** start DATA SHOWN **

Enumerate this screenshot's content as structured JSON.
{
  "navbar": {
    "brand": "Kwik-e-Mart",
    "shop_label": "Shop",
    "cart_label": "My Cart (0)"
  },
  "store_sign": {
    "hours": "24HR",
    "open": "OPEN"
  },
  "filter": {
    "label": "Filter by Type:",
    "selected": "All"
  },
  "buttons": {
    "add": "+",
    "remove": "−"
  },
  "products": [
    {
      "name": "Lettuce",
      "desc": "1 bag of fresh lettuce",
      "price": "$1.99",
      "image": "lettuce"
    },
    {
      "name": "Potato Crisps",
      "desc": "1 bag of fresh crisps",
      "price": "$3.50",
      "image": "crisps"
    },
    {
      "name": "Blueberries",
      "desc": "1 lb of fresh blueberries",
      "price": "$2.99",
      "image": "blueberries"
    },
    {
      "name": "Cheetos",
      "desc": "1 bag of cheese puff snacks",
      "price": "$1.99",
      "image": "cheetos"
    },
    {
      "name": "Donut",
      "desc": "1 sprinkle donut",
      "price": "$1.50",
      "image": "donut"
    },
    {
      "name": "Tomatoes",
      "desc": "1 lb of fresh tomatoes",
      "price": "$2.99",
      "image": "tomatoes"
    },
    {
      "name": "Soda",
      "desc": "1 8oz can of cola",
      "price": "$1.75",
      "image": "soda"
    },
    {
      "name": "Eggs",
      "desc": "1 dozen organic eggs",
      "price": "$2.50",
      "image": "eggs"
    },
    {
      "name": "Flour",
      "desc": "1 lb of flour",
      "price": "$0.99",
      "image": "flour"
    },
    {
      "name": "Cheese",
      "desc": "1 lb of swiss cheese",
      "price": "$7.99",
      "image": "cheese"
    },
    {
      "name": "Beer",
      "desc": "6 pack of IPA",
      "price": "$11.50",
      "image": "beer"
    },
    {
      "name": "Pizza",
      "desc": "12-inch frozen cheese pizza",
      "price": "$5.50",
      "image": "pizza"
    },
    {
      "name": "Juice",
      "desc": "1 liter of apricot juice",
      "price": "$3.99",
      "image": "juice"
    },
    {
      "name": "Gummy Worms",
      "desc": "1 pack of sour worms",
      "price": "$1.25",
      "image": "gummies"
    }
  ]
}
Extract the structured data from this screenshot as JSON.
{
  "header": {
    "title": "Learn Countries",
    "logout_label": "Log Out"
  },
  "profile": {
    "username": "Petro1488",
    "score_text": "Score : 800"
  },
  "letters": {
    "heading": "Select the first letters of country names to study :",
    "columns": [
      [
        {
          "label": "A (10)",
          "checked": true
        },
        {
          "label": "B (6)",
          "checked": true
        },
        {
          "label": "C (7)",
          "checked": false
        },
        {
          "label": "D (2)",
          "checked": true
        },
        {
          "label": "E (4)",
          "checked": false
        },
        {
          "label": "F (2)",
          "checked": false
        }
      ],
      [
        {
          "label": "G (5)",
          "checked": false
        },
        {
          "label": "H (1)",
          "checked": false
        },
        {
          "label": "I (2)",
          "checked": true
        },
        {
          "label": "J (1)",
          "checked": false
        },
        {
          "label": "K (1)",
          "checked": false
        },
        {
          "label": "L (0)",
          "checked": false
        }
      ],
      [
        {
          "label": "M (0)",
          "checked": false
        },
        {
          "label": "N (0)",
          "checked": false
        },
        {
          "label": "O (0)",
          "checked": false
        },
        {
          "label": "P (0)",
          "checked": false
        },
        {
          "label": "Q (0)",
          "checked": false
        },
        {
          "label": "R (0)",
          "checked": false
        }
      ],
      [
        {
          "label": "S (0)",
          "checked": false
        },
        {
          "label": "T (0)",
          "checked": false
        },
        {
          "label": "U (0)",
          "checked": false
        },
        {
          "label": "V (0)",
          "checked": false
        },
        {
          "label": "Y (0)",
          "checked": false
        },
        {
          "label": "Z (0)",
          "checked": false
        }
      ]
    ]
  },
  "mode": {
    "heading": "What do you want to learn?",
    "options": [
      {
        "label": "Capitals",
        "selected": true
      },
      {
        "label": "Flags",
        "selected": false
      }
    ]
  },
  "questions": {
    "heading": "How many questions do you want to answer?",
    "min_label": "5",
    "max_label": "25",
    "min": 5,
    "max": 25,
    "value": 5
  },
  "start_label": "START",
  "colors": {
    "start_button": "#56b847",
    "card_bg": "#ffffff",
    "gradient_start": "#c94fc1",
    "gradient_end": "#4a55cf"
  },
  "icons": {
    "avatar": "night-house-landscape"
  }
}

** end DATA SHOWN **

Search the lines above for the string "screenshot", then show every one that has it.

Enumerate this screenshot's content as structured JSON.
Extract the structured data from this screenshot as JSON.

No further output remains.